Ces exemples montrent la volonté de modeler le terrain pour créer un espace naturel artificiel qui réponde aux exigences des pratiques sportives ciblées. Le tour de force souhaité à travers les BPAL est de favoriser plusieurs styles d’habiter (Stock, 2012) en offrant, en un même lieu, des espaces différenciés qui permettent l’individualisation de l’appropriation de l’espace.

1.2 Le choix des acteurs

La mise en œuvre des BPAL sur le territoire français est organisée sensiblement suivant la même procédure que celle initiée pour les autres équipements sportifs édifiés dans le cadre des plans d’investissements quinquennaux. M. Herzog a très tôt fait appel à une forme de déconcentration de l’action publique en s’appuyant sur les services départementaux (Falcoz & Chifflet, 1998), notamment sur une commission départementale composée de trois parties égales : les représentants de l’administration centrale, les élus locaux et le mouvement sportif. Cette forme d’action publique permet, bien entendu, de bénéficier d’une meilleure connaissance du territoire et entraîne la participation des acteurs locaux, autrement dit, des futurs usagers et gestionnaires des équipements.

[Données d'analyse de la mise en page]
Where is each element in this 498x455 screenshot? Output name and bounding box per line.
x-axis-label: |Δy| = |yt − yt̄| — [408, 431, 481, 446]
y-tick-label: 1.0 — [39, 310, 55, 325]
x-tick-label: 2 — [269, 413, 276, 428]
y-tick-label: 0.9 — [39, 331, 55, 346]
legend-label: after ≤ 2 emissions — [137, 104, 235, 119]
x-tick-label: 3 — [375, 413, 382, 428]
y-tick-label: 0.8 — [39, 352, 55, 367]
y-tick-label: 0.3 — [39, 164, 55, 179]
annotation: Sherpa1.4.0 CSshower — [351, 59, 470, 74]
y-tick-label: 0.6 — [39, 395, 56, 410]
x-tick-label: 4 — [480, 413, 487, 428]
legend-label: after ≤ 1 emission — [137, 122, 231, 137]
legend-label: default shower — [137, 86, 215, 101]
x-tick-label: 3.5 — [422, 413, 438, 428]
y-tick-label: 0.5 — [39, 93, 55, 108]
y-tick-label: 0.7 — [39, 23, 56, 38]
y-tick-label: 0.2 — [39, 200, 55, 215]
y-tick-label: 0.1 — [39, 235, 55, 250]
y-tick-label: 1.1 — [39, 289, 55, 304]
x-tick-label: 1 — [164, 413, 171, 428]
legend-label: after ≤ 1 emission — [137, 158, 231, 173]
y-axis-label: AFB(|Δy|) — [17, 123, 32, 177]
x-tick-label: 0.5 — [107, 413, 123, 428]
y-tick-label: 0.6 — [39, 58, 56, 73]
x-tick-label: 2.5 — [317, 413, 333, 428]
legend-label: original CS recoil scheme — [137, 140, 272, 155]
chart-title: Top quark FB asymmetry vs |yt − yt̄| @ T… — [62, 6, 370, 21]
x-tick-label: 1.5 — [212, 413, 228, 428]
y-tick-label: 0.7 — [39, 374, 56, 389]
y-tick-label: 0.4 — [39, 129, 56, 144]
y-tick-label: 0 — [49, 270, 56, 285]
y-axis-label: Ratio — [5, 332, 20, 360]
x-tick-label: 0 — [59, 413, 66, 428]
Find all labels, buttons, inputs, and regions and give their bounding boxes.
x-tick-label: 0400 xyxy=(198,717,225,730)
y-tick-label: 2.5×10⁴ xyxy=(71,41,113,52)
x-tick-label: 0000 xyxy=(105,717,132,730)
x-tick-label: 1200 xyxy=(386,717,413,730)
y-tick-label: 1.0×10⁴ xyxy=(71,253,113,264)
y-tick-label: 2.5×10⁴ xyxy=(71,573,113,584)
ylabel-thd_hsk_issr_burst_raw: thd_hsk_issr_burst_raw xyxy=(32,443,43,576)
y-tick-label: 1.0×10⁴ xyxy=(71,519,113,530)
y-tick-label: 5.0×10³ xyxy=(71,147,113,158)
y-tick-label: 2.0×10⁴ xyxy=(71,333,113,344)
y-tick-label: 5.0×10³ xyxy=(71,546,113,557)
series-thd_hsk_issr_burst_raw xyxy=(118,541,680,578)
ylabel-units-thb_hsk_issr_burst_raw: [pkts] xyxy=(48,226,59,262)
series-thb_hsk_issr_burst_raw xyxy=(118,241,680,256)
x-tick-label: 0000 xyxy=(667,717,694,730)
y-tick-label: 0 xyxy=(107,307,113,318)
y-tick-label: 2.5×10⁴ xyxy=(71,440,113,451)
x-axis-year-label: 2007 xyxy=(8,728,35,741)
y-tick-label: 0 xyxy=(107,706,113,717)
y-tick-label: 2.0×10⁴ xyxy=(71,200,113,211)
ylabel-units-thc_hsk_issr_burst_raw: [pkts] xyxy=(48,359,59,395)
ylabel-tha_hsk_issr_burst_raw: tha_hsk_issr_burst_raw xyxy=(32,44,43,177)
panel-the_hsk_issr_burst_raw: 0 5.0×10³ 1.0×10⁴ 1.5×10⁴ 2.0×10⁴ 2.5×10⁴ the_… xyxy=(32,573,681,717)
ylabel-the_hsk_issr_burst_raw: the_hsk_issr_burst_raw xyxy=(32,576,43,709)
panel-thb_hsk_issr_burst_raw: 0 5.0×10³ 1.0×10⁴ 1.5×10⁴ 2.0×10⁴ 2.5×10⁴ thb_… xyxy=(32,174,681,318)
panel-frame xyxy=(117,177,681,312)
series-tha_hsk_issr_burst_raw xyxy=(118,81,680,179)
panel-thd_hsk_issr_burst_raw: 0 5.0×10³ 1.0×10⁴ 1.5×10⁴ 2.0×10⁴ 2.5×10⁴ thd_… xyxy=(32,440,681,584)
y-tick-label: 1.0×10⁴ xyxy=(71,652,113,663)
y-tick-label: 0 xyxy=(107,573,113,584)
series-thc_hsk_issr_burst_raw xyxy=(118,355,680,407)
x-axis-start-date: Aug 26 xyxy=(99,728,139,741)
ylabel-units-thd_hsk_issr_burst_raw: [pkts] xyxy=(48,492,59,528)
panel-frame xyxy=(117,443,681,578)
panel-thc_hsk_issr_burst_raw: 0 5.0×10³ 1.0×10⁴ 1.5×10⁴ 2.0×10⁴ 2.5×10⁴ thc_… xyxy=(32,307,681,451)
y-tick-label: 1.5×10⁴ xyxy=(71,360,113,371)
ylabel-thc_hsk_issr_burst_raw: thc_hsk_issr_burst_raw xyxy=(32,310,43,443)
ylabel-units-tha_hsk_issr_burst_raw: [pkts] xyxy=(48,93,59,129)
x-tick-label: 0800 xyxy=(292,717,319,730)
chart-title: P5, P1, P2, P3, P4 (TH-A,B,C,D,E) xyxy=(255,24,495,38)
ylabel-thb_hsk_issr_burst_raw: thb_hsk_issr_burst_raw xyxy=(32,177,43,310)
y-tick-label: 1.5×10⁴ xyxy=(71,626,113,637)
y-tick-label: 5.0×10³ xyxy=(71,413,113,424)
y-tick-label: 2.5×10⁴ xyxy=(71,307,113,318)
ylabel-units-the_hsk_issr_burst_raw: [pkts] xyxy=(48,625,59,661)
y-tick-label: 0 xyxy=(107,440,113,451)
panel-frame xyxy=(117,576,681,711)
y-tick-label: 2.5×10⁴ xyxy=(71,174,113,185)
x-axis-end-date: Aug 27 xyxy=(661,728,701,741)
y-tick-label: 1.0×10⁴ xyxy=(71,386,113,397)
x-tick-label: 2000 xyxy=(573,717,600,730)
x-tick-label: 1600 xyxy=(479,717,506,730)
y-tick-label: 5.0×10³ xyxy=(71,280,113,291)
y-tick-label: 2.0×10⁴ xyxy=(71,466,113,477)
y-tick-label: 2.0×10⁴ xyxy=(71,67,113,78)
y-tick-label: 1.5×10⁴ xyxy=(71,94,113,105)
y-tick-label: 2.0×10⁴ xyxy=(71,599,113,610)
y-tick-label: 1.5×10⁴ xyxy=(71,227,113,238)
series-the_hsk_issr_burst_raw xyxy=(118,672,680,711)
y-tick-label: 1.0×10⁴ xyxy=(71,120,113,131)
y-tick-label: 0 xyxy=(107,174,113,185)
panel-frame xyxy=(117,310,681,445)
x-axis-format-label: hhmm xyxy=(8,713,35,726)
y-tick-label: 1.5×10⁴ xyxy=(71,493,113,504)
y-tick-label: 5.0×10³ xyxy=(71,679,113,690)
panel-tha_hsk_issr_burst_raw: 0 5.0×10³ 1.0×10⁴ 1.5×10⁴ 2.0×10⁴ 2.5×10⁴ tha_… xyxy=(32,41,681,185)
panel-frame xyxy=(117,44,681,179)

* Série de tâches:
1. D'après le texte sur les BPAL, quelles sont les parties qui composent la commission départementale ? Énumérez-les toutes.
2. Prolongez le texte sur les BPAL après sa dernière phrase.
Ces entrées n'ont aucun lien avec le texte sur les BPAL.

* Réponses par tâche:
1.
- les représentants de l'administration centrale
- les élus locaux
- le mouvement sportif

2.
Dans le cas des BPAL, la volonté d’une déconcentration est également manifeste mais les acteurs impliqués diffèrent, ce qui ne sera pas sans conséquences. Le préfet de la région joue un rôle important dans la programmation de l’équipement. Puis, pour chaque BPAL, un syndicat mixte, mis en place, a la charge d’effectuer les études préalables. Cet organe est composé de représentants de l’administration centrale et des collectivités locales : Conseil général et communes du lieu d’implantation.

Les collectivités locales sont associées, dès le début des opérations. Elles n’ont pas à assumer les dépenses d’études ni les acquisitions foncières ; en revanche, il est prévu qu’elles participent au financement des aménagements, à hauteur de 20 à 30% (Tableau 7).

Tableau 7 Répartition du financement dans le cadre de l’aménagement de la BPAL de Jablines (Seine-et-Marne)

Phase 1 : Études et

acquisitions foncières Phase 2 : Travaux d’aménagement

Jeunesse, Sports et Loisirs 50% 35% District de la région parisienne 50% 35% Département et communes intéressées 0% 30% Source : Morel (1973).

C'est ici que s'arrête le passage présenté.